> _Work to be completed_:
Each line of the material must be repeated precisely, with the pictures left out.

Records about charts and figures:
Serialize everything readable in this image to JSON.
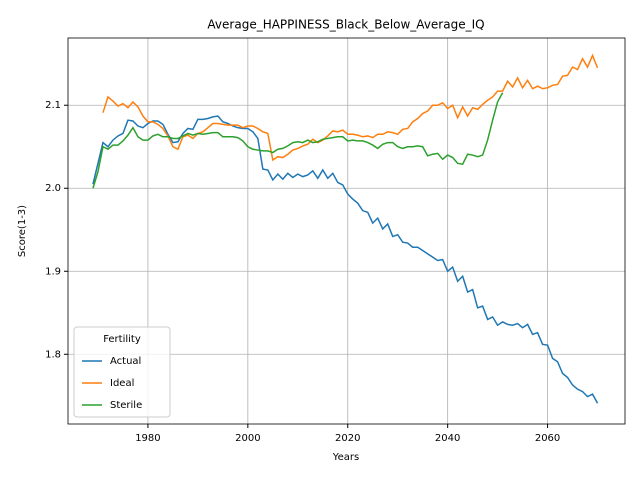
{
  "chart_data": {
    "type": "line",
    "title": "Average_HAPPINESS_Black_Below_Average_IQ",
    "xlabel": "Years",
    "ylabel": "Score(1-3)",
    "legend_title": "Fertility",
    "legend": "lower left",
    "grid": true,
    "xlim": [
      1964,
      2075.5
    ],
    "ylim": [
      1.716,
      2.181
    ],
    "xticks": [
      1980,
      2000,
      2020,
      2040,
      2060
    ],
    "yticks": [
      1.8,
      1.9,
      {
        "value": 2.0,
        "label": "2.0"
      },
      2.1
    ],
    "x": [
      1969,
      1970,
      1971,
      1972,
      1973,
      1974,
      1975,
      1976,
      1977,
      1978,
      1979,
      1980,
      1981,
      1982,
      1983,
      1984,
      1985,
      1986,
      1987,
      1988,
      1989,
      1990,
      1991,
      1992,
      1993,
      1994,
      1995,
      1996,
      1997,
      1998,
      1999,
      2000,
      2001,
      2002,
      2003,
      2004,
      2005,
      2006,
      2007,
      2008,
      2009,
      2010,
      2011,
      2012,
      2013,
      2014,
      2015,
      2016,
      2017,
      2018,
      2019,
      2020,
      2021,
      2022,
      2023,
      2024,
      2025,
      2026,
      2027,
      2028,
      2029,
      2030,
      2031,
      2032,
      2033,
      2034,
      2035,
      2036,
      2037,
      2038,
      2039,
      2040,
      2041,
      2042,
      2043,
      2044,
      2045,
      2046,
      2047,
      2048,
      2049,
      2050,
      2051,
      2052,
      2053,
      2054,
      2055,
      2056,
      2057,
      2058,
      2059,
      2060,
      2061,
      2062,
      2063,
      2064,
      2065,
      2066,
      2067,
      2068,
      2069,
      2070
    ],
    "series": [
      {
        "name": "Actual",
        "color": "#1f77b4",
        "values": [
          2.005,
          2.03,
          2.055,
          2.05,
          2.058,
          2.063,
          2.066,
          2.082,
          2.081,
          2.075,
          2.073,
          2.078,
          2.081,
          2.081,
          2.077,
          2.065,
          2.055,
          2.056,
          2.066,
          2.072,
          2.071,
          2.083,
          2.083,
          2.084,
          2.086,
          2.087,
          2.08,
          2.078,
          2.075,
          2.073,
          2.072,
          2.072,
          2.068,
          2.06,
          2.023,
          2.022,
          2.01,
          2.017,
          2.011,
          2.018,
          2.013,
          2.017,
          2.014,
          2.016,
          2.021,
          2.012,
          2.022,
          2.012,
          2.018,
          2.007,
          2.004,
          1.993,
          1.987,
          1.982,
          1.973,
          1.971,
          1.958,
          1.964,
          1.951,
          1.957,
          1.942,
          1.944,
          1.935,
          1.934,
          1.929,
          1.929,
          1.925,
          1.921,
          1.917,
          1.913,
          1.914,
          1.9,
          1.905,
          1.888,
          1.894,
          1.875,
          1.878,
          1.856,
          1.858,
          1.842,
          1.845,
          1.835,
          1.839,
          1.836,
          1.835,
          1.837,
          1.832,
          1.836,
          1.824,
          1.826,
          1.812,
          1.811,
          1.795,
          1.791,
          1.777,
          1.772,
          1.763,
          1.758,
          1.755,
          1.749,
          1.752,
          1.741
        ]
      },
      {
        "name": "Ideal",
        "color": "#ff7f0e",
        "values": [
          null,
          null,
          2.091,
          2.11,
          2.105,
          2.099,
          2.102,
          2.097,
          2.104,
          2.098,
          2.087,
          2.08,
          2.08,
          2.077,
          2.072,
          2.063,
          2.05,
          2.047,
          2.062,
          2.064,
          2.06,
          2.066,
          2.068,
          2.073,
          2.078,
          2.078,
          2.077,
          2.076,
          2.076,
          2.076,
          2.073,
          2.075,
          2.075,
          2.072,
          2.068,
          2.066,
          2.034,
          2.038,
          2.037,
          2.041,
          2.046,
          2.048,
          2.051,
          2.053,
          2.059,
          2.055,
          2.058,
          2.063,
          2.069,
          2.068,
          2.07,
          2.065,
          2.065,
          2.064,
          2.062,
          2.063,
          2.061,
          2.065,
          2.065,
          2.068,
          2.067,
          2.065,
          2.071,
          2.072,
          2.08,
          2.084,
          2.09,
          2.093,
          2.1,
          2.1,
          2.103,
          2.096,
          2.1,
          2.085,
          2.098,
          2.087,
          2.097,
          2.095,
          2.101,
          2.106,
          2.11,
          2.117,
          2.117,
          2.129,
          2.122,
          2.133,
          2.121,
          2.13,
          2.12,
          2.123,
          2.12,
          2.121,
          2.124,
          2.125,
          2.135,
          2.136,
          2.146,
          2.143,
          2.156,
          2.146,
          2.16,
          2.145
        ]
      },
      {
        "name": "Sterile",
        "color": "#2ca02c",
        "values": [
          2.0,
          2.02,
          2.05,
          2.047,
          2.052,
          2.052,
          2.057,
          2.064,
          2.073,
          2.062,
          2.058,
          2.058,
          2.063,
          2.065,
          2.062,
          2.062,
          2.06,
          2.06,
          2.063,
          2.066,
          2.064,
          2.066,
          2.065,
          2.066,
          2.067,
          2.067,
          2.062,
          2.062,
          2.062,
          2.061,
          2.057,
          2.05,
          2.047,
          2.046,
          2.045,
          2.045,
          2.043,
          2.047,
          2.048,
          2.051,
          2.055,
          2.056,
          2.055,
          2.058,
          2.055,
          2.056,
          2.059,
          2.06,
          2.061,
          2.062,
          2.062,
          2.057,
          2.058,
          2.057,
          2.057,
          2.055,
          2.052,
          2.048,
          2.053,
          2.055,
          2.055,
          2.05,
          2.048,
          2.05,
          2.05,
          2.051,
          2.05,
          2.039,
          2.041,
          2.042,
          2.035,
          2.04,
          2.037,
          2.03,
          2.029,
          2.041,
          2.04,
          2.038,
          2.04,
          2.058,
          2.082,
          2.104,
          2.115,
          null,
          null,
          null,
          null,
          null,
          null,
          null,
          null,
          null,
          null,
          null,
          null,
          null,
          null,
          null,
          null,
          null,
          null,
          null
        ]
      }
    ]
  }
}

> _Answer for this exercise_:
Serialize everything readable in this image to JSON.
{
  "chart_data": {
    "type": "line",
    "title": "Average_HAPPINESS_Black_Below_Average_IQ",
    "xlabel": "Years",
    "ylabel": "Score(1-3)",
    "legend_title": "Fertility",
    "legend": "lower left",
    "grid": true,
    "xlim": [
      1964,
      2075.5
    ],
    "ylim": [
      1.716,
      2.181
    ],
    "xticks": [
      1980,
      2000,
      2020,
      2040,
      2060
    ],
    "yticks": [
      1.8,
      1.9,
      {
        "value": 2.0,
        "label": "2.0"
      },
      2.1
    ],
    "x": [
      1969,
      1970,
      1971,
      1972,
      1973,
      1974,
      1975,
      1976,
      1977,
      1978,
      1979,
      1980,
      1981,
      1982,
      1983,
      1984,
      1985,
      1986,
      1987,
      1988,
      1989,
      1990,
      1991,
      1992,
      1993,
      1994,
      1995,
      1996,
      1997,
      1998,
      1999,
      2000,
      2001,
      2002,
      2003,
      2004,
      2005,
      2006,
      2007,
      2008,
      2009,
      2010,
      2011,
      2012,
      2013,
      2014,
      2015,
      2016,
      2017,
      2018,
      2019,
      2020,
      2021,
      2022,
      2023,
      2024,
      2025,
      2026,
      2027,
      2028,
      2029,
      2030,
      2031,
      2032,
      2033,
      2034,
      2035,
      2036,
      2037,
      2038,
      2039,
      2040,
      2041,
      2042,
      2043,
      2044,
      2045,
      2046,
      2047,
      2048,
      2049,
      2050,
      2051,
      2052,
      2053,
      2054,
      2055,
      2056,
      2057,
      2058,
      2059,
      2060,
      2061,
      2062,
      2063,
      2064,
      2065,
      2066,
      2067,
      2068,
      2069,
      2070
    ],
    "series": [
      {
        "name": "Actual",
        "color": "#1f77b4",
        "values": [
          2.005,
          2.03,
          2.055,
          2.05,
          2.058,
          2.063,
          2.066,
          2.082,
          2.081,
          2.075,
          2.073,
          2.078,
          2.081,
          2.081,
          2.077,
          2.065,
          2.055,
          2.056,
          2.066,
          2.072,
          2.071,
          2.083,
          2.083,
          2.084,
          2.086,
          2.087,
          2.08,
          2.078,
          2.075,
          2.073,
          2.072,
          2.072,
          2.068,
          2.06,
          2.023,
          2.022,
          2.01,
          2.017,
          2.011,
          2.018,
          2.013,
          2.017,
          2.014,
          2.016,
          2.021,
          2.012,
          2.022,
          2.012,
          2.018,
          2.007,
          2.004,
          1.993,
          1.987,
          1.982,
          1.973,
          1.971,
          1.958,
          1.964,
          1.951,
          1.957,
          1.942,
          1.944,
          1.935,
          1.934,
          1.929,
          1.929,
          1.925,
          1.921,
          1.917,
          1.913,
          1.914,
          1.9,
          1.905,
          1.888,
          1.894,
          1.875,
          1.878,
          1.856,
          1.858,
          1.842,
          1.845,
          1.835,
          1.839,
          1.836,
          1.835,
          1.837,
          1.832,
          1.836,
          1.824,
          1.826,
          1.812,
          1.811,
          1.795,
          1.791,
          1.777,
          1.772,
          1.763,
          1.758,
          1.755,
          1.749,
          1.752,
          1.741
        ]
      },
      {
        "name": "Ideal",
        "color": "#ff7f0e",
        "values": [
          null,
          null,
          2.091,
          2.11,
          2.105,
          2.099,
          2.102,
          2.097,
          2.104,
          2.098,
          2.087,
          2.08,
          2.08,
          2.077,
          2.072,
          2.063,
          2.05,
          2.047,
          2.062,
          2.064,
          2.06,
          2.066,
          2.068,
          2.073,
          2.078,
          2.078,
          2.077,
          2.076,
          2.076,
          2.076,
          2.073,
          2.075,
          2.075,
          2.072,
          2.068,
          2.066,
          2.034,
          2.038,
          2.037,
          2.041,
          2.046,
          2.048,
          2.051,
          2.053,
          2.059,
          2.055,
          2.058,
          2.063,
          2.069,
          2.068,
          2.07,
          2.065,
          2.065,
          2.064,
          2.062,
          2.063,
          2.061,
          2.065,
          2.065,
          2.068,
          2.067,
          2.065,
          2.071,
          2.072,
          2.08,
          2.084,
          2.09,
          2.093,
          2.1,
          2.1,
          2.103,
          2.096,
          2.1,
          2.085,
          2.098,
          2.087,
          2.097,
          2.095,
          2.101,
          2.106,
          2.11,
          2.117,
          2.117,
          2.129,
          2.122,
          2.133,
          2.121,
          2.13,
          2.12,
          2.123,
          2.12,
          2.121,
          2.124,
          2.125,
          2.135,
          2.136,
          2.146,
          2.143,
          2.156,
          2.146,
          2.16,
          2.145
        ]
      },
      {
        "name": "Sterile",
        "color": "#2ca02c",
        "values": [
          2.0,
          2.02,
          2.05,
          2.047,
          2.052,
          2.052,
          2.057,
          2.064,
          2.073,
          2.062,
          2.058,
          2.058,
          2.063,
          2.065,
          2.062,
          2.062,
          2.06,
          2.06,
          2.063,
          2.066,
          2.064,
          2.066,
          2.065,
          2.066,
          2.067,
          2.067,
          2.062,
          2.062,
          2.062,
          2.061,
          2.057,
          2.05,
          2.047,
          2.046,
          2.045,
          2.045,
          2.043,
          2.047,
          2.048,
          2.051,
          2.055,
          2.056,
          2.055,
          2.058,
          2.055,
          2.056,
          2.059,
          2.06,
          2.061,
          2.062,
          2.062,
          2.057,
          2.058,
          2.057,
          2.057,
          2.055,
          2.052,
          2.048,
          2.053,
          2.055,
          2.055,
          2.05,
          2.048,
          2.05,
          2.05,
          2.051,
          2.05,
          2.039,
          2.041,
          2.042,
          2.035,
          2.04,
          2.037,
          2.03,
          2.029,
          2.041,
          2.04,
          2.038,
          2.04,
          2.058,
          2.082,
          2.104,
          2.115,
          null,
          null,
          null,
          null,
          null,
          null,
          null,
          null,
          null,
          null,
          null,
          null,
          null,
          null,
          null,
          null,
          null,
          null,
          null
        ]
      }
    ]
  }
}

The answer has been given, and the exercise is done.